═══ The input ═══

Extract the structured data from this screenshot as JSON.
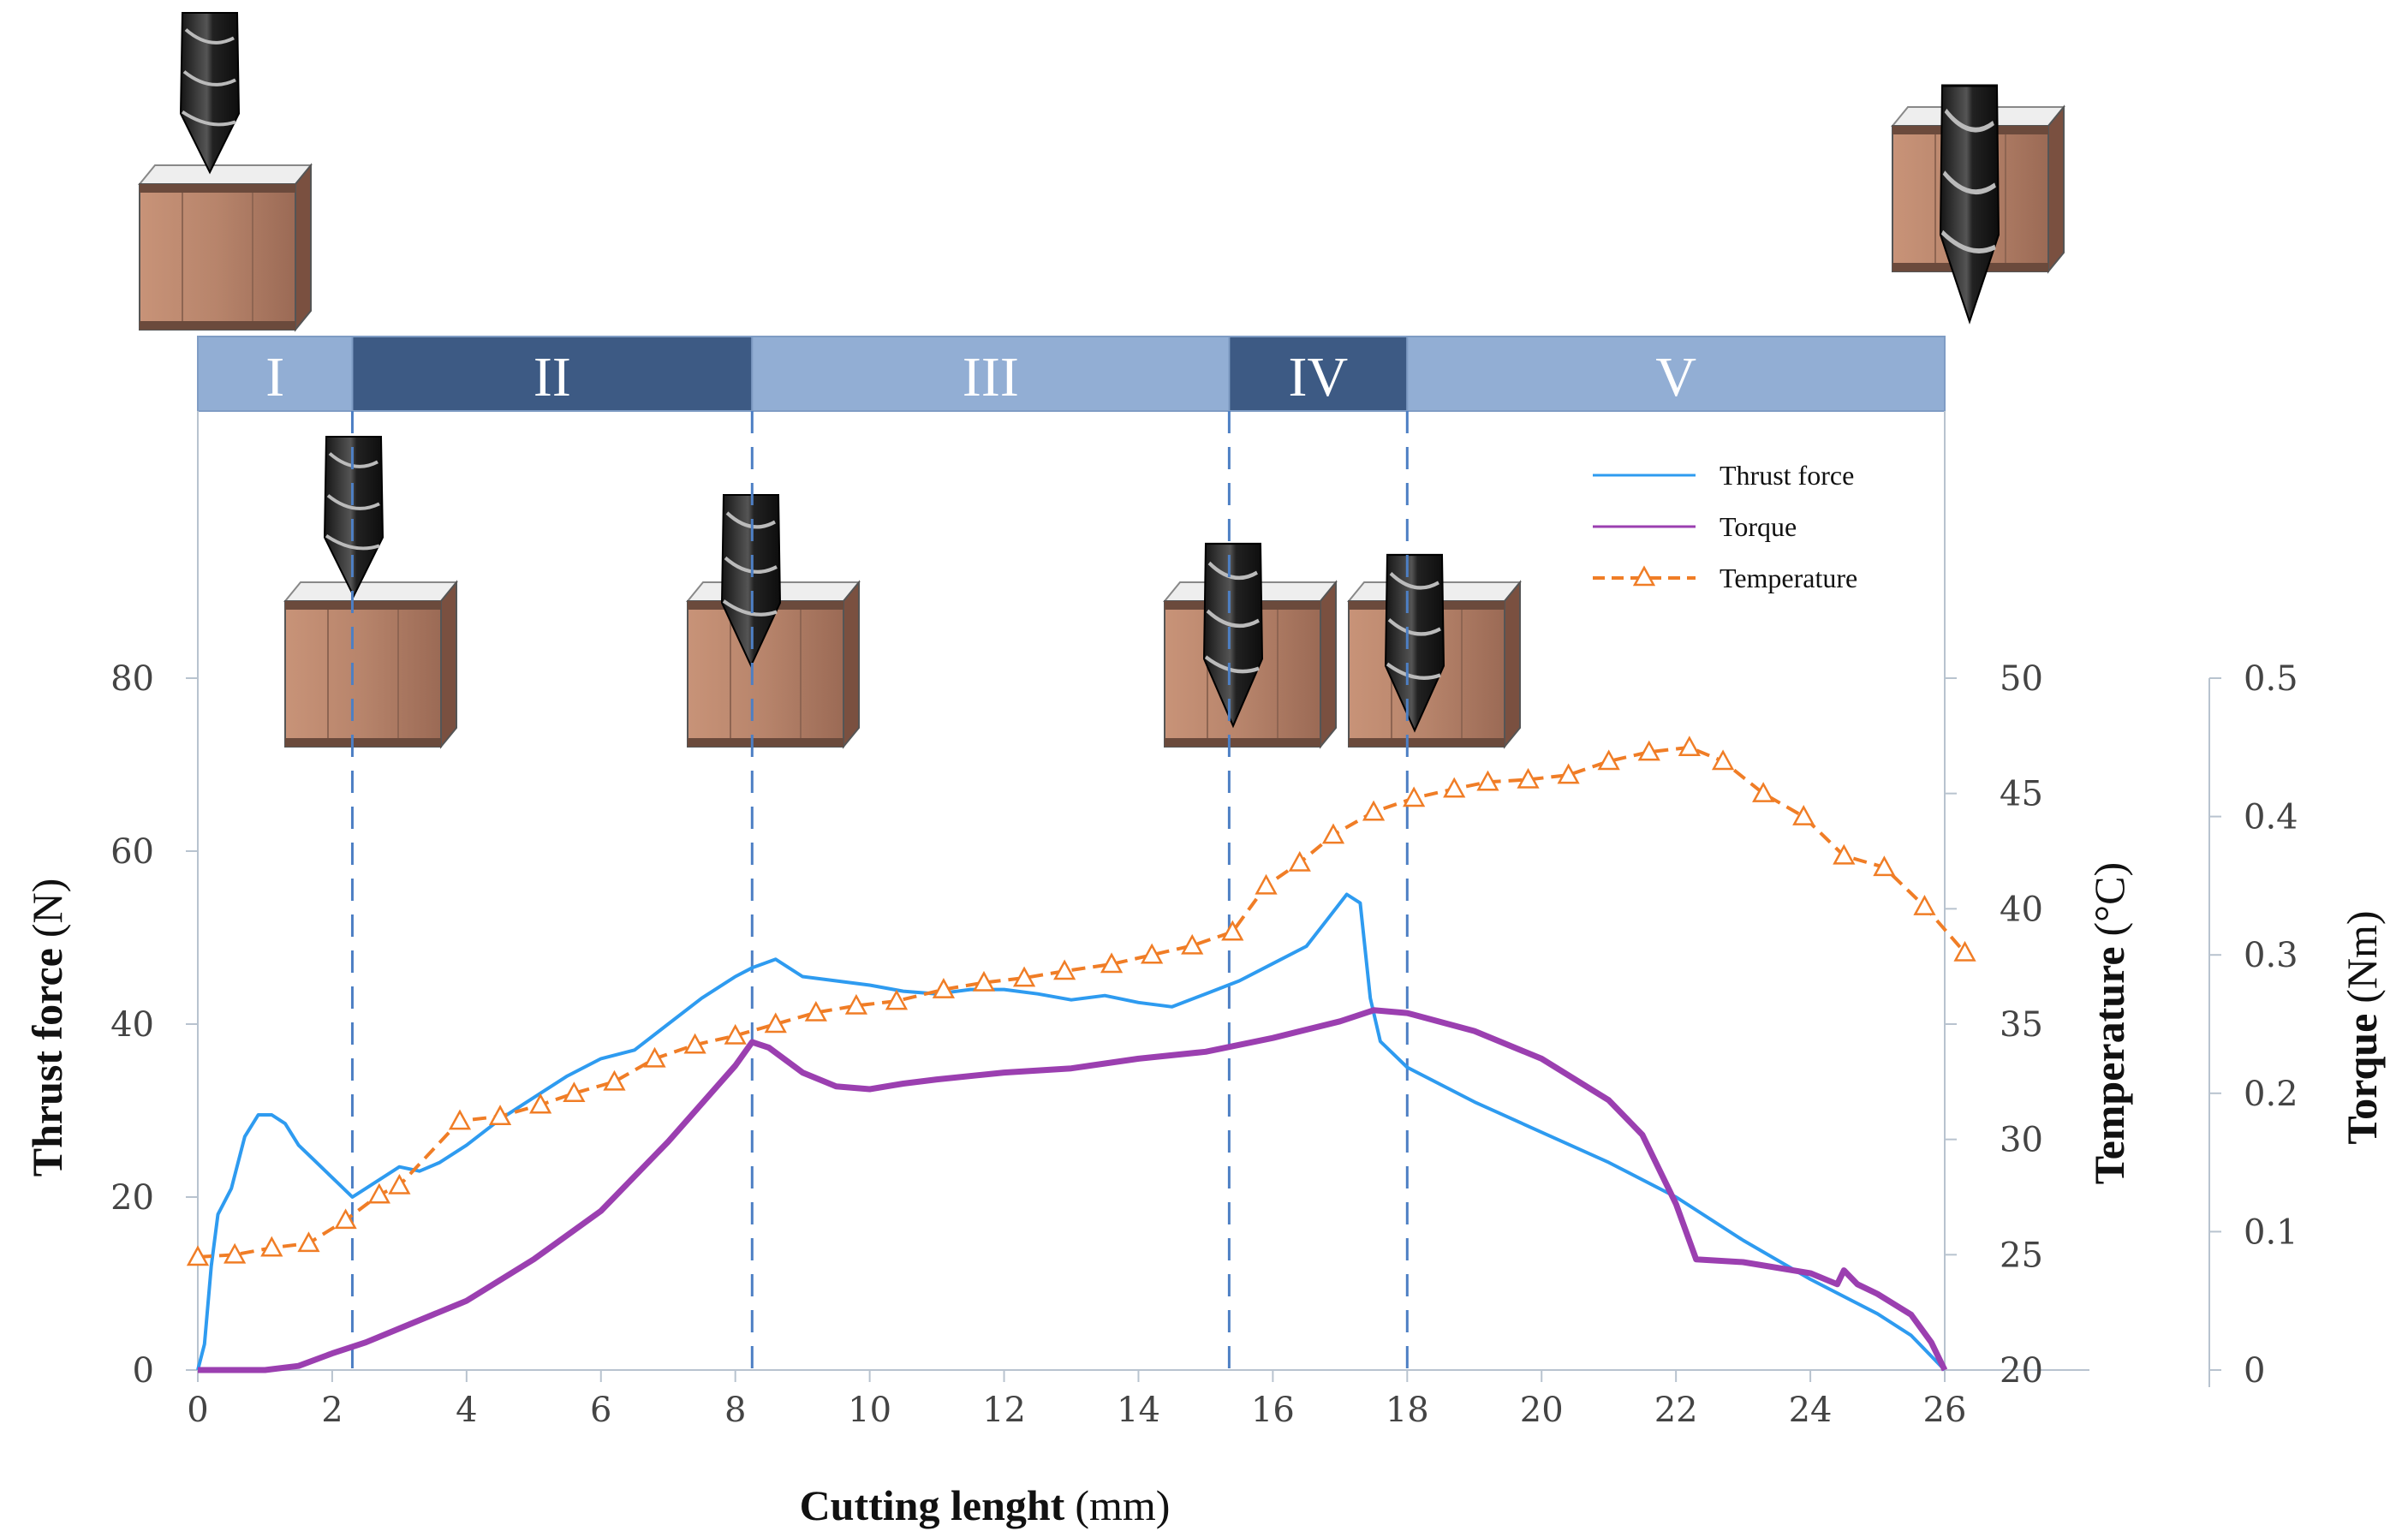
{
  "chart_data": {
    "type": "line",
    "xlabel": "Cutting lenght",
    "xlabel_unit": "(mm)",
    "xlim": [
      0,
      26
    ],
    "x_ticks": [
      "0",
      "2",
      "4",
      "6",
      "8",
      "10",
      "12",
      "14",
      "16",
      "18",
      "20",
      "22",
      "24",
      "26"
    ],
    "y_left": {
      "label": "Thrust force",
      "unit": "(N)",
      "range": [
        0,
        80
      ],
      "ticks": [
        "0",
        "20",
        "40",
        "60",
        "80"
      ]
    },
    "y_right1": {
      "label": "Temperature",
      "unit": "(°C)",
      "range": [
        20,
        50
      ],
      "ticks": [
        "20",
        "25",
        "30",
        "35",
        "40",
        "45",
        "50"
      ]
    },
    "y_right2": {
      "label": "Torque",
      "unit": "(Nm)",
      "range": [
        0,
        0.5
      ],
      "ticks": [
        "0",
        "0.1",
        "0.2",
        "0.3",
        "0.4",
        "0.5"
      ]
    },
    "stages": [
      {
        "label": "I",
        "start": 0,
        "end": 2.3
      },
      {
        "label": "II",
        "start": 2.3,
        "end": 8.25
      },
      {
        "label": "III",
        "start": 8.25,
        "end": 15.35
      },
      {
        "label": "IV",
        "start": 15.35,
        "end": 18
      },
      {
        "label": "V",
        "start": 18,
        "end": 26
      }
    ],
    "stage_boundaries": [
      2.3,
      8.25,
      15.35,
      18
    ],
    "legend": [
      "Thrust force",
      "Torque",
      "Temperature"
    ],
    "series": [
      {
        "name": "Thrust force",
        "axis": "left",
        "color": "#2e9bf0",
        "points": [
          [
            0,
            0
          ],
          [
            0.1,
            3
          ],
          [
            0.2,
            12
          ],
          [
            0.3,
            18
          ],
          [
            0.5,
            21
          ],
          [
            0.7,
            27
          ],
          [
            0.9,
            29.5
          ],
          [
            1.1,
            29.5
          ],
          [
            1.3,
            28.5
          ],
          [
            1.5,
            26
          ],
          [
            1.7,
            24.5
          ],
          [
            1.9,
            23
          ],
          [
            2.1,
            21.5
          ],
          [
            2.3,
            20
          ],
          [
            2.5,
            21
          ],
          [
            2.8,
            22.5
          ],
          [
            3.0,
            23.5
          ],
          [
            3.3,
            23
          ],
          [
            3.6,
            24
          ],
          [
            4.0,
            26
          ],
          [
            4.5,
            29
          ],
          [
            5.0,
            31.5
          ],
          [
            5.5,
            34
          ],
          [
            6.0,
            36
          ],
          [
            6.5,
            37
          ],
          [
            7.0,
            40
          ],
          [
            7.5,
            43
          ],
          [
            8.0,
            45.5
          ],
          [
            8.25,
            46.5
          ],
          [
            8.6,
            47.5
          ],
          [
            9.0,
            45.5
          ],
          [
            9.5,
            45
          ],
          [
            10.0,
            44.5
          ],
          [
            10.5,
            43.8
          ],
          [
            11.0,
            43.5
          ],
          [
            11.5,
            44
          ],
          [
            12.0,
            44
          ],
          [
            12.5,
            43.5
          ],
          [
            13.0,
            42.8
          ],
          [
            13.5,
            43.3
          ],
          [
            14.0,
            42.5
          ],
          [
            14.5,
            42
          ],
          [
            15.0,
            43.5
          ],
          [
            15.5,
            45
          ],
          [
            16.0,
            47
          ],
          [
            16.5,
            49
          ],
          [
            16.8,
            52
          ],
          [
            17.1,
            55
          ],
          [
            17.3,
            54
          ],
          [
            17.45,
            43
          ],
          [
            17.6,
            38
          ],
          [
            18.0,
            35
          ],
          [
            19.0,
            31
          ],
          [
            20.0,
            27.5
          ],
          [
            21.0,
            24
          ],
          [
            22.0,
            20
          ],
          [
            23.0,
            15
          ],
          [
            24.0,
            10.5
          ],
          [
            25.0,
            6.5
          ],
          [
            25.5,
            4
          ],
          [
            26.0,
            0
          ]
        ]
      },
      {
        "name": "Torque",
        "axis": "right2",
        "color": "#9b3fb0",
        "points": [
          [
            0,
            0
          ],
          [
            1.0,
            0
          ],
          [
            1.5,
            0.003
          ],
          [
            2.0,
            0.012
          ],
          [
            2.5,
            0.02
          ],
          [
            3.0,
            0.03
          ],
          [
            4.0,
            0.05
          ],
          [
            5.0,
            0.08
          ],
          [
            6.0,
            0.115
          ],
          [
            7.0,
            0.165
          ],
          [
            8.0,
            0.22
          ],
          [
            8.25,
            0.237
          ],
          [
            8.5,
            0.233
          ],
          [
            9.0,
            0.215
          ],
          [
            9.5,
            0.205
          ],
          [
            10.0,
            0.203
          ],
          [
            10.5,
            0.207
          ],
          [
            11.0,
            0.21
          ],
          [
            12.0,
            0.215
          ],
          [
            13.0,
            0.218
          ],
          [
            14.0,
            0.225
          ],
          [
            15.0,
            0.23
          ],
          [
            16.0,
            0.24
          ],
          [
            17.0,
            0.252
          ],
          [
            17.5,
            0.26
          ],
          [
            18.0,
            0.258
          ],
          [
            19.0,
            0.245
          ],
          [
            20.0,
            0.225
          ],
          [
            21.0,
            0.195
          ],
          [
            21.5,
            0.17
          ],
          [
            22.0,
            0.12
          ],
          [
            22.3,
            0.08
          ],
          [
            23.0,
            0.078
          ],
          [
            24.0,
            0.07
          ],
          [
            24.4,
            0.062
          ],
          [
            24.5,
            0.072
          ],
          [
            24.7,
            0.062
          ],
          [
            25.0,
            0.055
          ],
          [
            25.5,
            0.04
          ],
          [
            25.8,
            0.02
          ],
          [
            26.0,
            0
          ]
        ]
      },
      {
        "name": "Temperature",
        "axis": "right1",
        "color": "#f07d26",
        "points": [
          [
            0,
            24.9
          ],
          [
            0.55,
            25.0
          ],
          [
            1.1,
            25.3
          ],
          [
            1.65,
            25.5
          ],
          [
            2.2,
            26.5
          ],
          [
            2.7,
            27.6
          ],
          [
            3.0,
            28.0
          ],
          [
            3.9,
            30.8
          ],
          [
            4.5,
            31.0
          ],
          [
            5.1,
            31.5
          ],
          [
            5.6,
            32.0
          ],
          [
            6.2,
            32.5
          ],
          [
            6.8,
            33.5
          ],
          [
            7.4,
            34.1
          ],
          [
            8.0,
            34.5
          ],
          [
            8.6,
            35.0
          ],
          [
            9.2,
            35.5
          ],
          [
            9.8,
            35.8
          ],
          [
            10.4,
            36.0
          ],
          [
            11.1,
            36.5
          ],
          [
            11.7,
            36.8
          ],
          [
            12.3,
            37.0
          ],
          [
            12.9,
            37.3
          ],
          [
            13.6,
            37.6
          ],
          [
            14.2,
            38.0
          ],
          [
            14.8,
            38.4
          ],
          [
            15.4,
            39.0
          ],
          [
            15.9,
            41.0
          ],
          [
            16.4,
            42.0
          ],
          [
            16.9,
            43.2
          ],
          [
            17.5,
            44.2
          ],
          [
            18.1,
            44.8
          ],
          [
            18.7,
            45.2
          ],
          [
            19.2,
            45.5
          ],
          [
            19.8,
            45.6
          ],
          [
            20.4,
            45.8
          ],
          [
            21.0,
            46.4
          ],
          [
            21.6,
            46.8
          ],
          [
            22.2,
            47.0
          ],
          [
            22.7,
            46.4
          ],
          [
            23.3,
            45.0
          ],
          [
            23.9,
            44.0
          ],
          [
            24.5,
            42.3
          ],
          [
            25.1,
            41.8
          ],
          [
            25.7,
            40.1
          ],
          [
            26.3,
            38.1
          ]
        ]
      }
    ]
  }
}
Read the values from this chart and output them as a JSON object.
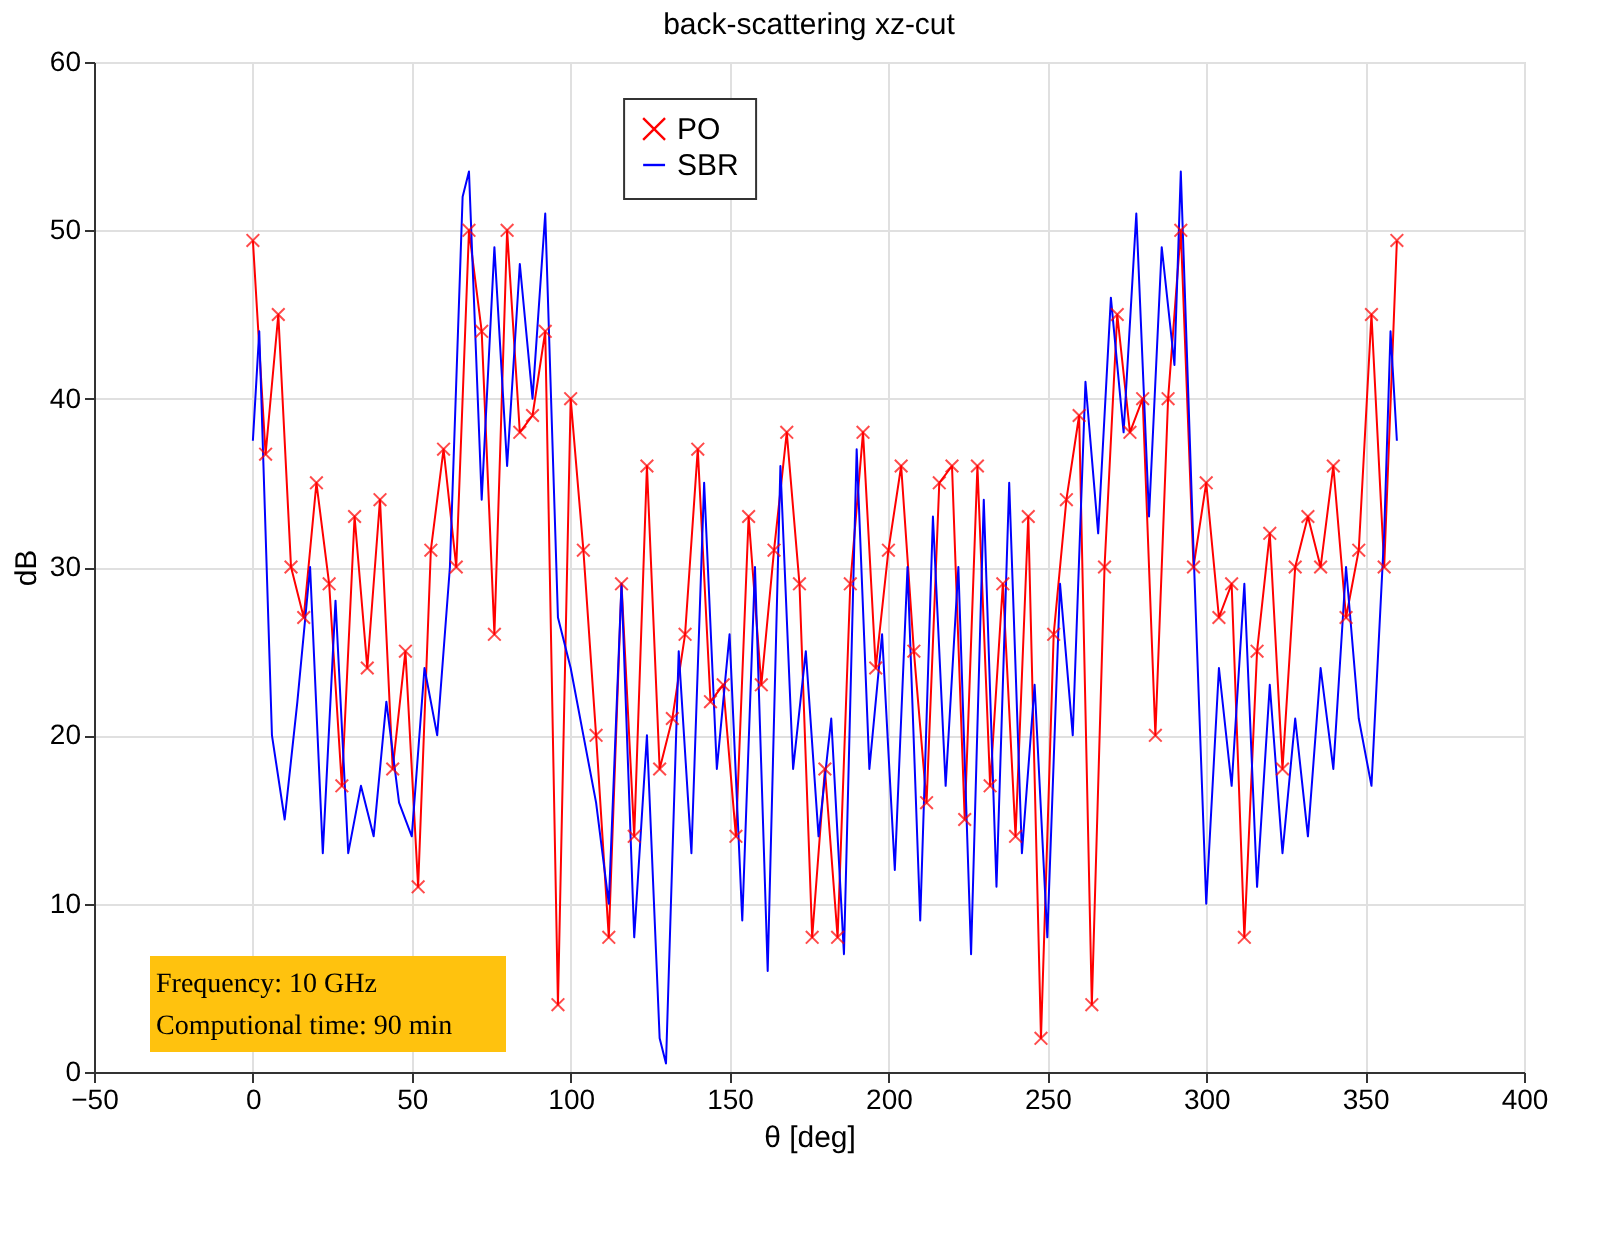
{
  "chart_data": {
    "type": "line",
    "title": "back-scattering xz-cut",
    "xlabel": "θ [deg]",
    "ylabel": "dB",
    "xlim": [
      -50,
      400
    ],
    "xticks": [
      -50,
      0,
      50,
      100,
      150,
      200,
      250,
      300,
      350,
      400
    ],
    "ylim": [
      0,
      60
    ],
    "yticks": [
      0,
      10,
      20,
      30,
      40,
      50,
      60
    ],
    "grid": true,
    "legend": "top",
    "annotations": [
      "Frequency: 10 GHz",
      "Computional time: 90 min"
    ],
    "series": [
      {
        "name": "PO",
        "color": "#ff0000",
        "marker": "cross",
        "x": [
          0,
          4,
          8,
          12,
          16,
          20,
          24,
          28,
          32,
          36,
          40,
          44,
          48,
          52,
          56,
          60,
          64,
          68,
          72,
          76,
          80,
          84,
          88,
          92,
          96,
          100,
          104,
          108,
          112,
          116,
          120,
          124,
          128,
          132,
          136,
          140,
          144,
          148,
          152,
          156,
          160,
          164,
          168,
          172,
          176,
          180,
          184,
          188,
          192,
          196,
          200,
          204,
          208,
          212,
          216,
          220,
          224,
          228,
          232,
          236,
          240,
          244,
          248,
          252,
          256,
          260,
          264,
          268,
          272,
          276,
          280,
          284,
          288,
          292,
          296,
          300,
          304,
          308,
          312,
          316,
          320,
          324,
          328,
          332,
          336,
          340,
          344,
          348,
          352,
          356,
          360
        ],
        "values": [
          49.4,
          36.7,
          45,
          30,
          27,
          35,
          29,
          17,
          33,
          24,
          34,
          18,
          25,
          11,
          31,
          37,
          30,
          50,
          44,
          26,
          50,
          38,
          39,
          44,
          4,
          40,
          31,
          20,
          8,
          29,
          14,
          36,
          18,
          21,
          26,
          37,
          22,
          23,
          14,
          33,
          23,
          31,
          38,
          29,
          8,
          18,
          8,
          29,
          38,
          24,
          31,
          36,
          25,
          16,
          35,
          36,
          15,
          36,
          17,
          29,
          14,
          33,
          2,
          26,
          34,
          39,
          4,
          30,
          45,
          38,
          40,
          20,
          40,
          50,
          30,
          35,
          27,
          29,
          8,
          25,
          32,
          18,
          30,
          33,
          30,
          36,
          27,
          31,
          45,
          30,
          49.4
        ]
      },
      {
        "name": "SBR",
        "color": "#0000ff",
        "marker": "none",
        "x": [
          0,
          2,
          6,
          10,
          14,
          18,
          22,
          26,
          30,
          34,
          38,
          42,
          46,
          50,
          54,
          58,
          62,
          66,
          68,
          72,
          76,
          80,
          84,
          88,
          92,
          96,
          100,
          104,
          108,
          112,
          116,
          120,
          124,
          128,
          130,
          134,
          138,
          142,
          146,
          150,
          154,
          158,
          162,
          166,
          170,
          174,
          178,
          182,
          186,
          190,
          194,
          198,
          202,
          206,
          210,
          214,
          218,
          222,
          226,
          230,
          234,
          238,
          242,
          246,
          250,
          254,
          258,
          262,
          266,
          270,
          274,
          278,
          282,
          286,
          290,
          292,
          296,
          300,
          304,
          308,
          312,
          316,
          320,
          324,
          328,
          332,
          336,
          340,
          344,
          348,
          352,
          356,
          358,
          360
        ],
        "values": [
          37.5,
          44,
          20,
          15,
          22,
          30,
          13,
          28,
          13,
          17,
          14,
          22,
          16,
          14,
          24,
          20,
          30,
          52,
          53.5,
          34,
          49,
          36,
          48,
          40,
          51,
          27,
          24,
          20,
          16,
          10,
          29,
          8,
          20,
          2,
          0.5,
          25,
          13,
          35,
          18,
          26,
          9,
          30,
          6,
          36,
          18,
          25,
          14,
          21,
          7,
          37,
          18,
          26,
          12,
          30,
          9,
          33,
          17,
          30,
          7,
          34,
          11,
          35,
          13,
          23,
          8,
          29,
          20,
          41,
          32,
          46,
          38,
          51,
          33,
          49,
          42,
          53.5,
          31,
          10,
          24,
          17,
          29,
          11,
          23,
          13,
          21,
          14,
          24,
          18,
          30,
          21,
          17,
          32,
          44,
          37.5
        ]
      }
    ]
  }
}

═══

→ **Directions for this task**: The lines above form a set of records; determine how many of them contain the string "JSON" and give that number alone.

→ **Output for this exercise**: 2